• _Requests_
1 - In the passage below on the Church and belonging, which event is said to have prompted an extraordinarily generous response?
2 - List every parenthetical reference number that appears in the passage below on the Church and belonging.

• _Extracted text_

== == ==

The Church does not exist simply for its own sake, but is “a sacrament – a sign and instrument, that is, of communion with God and of the unity of the entire human race” (26). Our desire to belong goes far beyond our own family, our own parish. Our desire is for a sense of belonging that embraces the whole human family. The Church is a sign and instrument of that universal unity.

The disaster in South East Asia prompted an extraordinarily generous response. Seeing those dreadful scenes and hearing the unimaginable numbers of casualties, we recognised that brothers and sisters of ours were facing horrors too awful for words. We knew that the human race is one family and that our response to the weakest and most helpless of Christ’s brothers and sisters is a response to him (27).

Our need to belong is a longing for a fullness that stretches our minds to breaking point. Our gathering around the table of the Eucharist will have its completion when the fullness of God’s peace is revealed. We will be gathered around the throne of God, brothers and sisters of Christ from every time and place, “people of every race, language and way of life to share in the one eternal banquet” (28).

== == ==

(Bounding box entries)
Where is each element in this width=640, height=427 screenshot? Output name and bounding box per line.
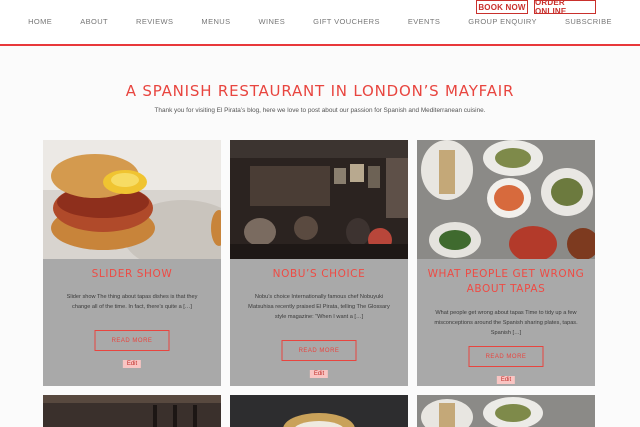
post-image-slider[interactable]: [43, 140, 221, 259]
read-more-button[interactable]: READ MORE: [281, 340, 357, 361]
edit-link[interactable]: Edit: [496, 376, 516, 384]
post-title[interactable]: SLIDER SHOW: [49, 267, 215, 282]
intro-text: Thank you for visiting El Pirata’s blog,…: [154, 107, 486, 114]
edit-link[interactable]: Edit: [122, 360, 142, 368]
nav-item-home[interactable]: HOME: [14, 17, 66, 26]
blog-card: SLIDER SHOW Slider show The thing about …: [43, 140, 221, 386]
post-image-tapas[interactable]: [417, 140, 595, 259]
post-title[interactable]: WHAT PEOPLE GET WRONG ABOUT TAPAS: [423, 267, 589, 297]
main-nav: HOME ABOUT REVIEWS MENUS WINES GIFT VOUC…: [0, 17, 640, 26]
read-more-button[interactable]: READ MORE: [94, 330, 170, 351]
post-title[interactable]: NOBU’S CHOICE: [236, 267, 402, 282]
post-excerpt: What people get wrong about tapas Time t…: [434, 310, 578, 336]
nav-item-group-enquiry[interactable]: GROUP ENQUIRY: [454, 17, 551, 26]
post-excerpt: Slider show The thing about tapas dishes…: [66, 294, 198, 310]
nav-item-about[interactable]: ABOUT: [66, 17, 122, 26]
page-title: A SPANISH RESTAURANT IN LONDON’S MAYFAIR: [125, 82, 515, 100]
post-excerpt: Nobu’s choice Internationally famous che…: [248, 294, 390, 320]
nav-item-reviews[interactable]: REVIEWS: [122, 17, 187, 26]
read-more-button[interactable]: READ MORE: [468, 346, 544, 367]
post-image-partial[interactable]: [230, 395, 408, 427]
nav-item-gift-vouchers[interactable]: GIFT VOUCHERS: [299, 17, 394, 26]
nav-item-wines[interactable]: WINES: [245, 17, 300, 26]
post-image-partial[interactable]: [43, 395, 221, 427]
blog-card: NOBU’S CHOICE Nobu’s choice Internationa…: [230, 140, 408, 386]
nav-item-events[interactable]: EVENTS: [394, 17, 454, 26]
book-now-button[interactable]: BOOK NOW: [476, 0, 528, 14]
order-online-button[interactable]: ORDER ONLINE: [534, 0, 596, 16]
post-image-partial[interactable]: [417, 395, 595, 427]
blog-card: WHAT PEOPLE GET WRONG ABOUT TAPAS What p…: [417, 140, 595, 386]
nav-item-menus[interactable]: MENUS: [187, 17, 244, 26]
site-header: BOOK NOW ORDER ONLINE HOME ABOUT REVIEWS…: [0, 0, 640, 46]
nav-item-subscribe[interactable]: SUBSCRIBE: [551, 17, 626, 26]
post-image-nobu[interactable]: [230, 140, 408, 259]
edit-link[interactable]: Edit: [309, 370, 329, 378]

== == ==

• _Answers to the tasks_
1 - The disaster in South East Asia.

2 - 26, 27, 28